* **CONSIGNE A**
Relevez toutes les conditions données entre parenthèses dans l'extrait sur les désirs conditionnels.

* **EXTRAIT DU TEXTE**
========
244- S’ils sont faits délibérément, les désirs conditionnels sont de deux sortes. Il y a des désirs qui comportent des conditions ( si ce n’était pas un péché, si c’était légal, si c’était permis par Dieu) qui enlèvent la malice de l’acte désiré, puisqu’il y a des lois qui changent, et d’autres dont on peut être dispensé.  Exemples.  « Ah1 Si Dieu ne s’était pas prononcé contre le fait d’enlever aux autres ce qui leur appartient ! »  Ou : « Je resterais loin de l’église si ce n’était pas un dimanche ».  Des désirs de ce genre ne sont pas des péchés en raison de leur objet, qui n’est pas vraiment désiré, mais à cause de leur fin, ou de l’absence de tout but utile, ou du danger que le conditionnel ne devienne absolu.
========
[Entrées issues d'un jeu de données]

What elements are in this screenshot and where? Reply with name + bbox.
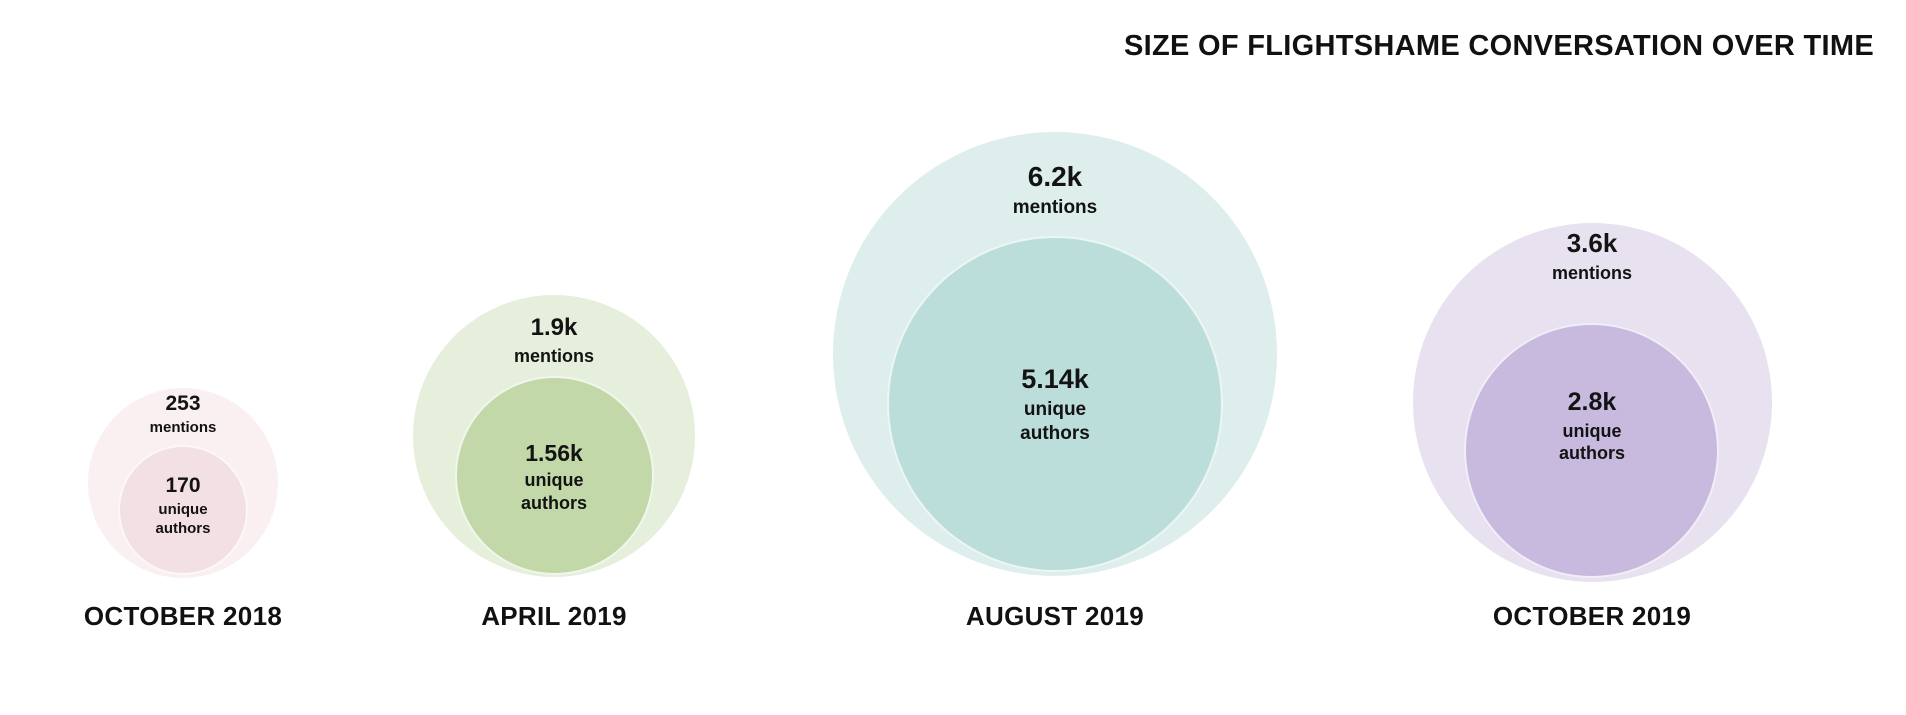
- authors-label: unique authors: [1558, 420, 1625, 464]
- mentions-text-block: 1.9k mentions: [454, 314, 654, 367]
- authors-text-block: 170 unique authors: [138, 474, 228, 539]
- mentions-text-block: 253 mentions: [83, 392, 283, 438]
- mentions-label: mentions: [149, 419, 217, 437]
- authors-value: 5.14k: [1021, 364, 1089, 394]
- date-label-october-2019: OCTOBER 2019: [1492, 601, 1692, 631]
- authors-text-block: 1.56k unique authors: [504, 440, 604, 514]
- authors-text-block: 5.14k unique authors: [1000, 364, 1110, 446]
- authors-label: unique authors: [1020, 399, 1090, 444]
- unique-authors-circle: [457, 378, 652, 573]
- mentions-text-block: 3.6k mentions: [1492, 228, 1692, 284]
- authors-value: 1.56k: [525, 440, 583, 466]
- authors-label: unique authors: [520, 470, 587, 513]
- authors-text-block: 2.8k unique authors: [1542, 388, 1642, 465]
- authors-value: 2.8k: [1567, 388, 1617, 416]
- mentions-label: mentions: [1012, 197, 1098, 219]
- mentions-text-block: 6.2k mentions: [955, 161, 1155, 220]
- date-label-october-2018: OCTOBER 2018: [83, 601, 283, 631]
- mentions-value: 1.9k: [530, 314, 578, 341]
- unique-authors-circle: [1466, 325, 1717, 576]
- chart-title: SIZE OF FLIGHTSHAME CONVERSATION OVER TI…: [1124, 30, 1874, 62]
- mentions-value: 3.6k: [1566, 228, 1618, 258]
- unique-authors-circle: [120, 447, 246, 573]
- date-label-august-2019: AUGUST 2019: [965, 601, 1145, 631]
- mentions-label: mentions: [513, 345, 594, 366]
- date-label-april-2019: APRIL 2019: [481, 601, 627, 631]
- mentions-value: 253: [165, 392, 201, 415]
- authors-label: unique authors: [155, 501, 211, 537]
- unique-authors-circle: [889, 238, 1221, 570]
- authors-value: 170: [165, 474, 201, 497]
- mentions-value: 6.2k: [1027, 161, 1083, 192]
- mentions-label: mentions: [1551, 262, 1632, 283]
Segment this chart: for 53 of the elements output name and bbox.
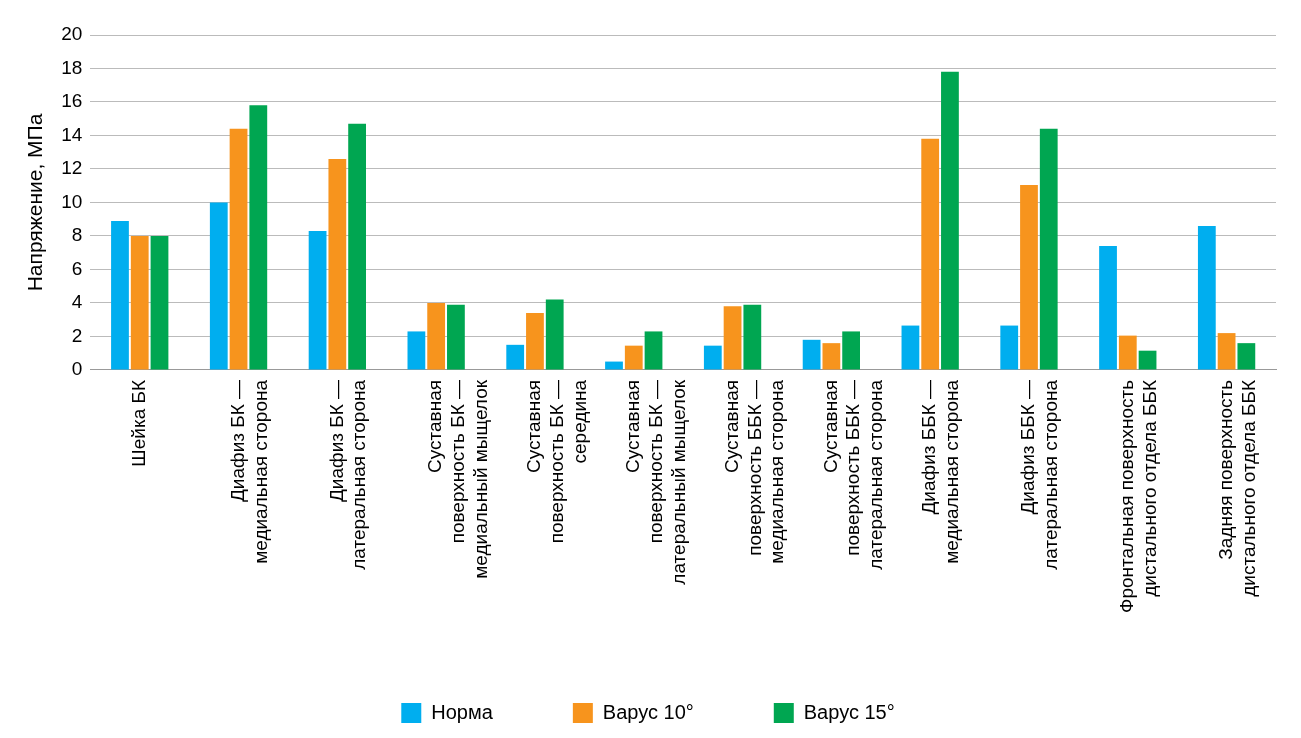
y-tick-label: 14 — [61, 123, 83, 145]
========
* **CONSIGNE B**
Recopiez à l'identique les lignes des entrées depuis celle qui contient "- authors-label: unique authors: [1558, 420, 1625, 464]" jusqu'à celle qui contient "- mentions-text-block: 6.2k", ces deux lignes comprises.

* **RÉPONSE COMPLÈTE A**
- si ce n'était pas un péché
- si c'était légal
- si c'était permis par Dieu

* **RÉPONSE COMPLÈTE B**
- authors-label: unique authors: [1558, 420, 1625, 464]
- mentions-text-block: 1.9k mentions: [454, 314, 654, 367]
- authors-text-block: 170 unique authors: [138, 474, 228, 539]
- mentions-text-block: 253 mentions: [83, 392, 283, 438]
- mentions-label: mentions: [149, 419, 217, 437]
- authors-value: 5.14k: [1021, 364, 1089, 394]
- date-label-october-2019: OCTOBER 2019: [1492, 601, 1692, 631]
- authors-text-block: 1.56k unique authors: [504, 440, 604, 514]
- authors-text-block: 5.14k unique authors: [1000, 364, 1110, 446]
- authors-label: unique authors: [1020, 399, 1090, 444]
- unique-authors-circle: [457, 378, 652, 573]
- mentions-text-block: 3.6k mentions: [1492, 228, 1692, 284]
- authors-value: 1.56k: [525, 440, 583, 466]
- authors-label: unique authors: [520, 470, 587, 513]
- authors-text-block: 2.8k unique authors: [1542, 388, 1642, 465]
- authors-value: 2.8k: [1567, 388, 1617, 416]
- mentions-label: mentions: [1012, 197, 1098, 219]
- mentions-text-block: 6.2k mentions: [955, 161, 1155, 220]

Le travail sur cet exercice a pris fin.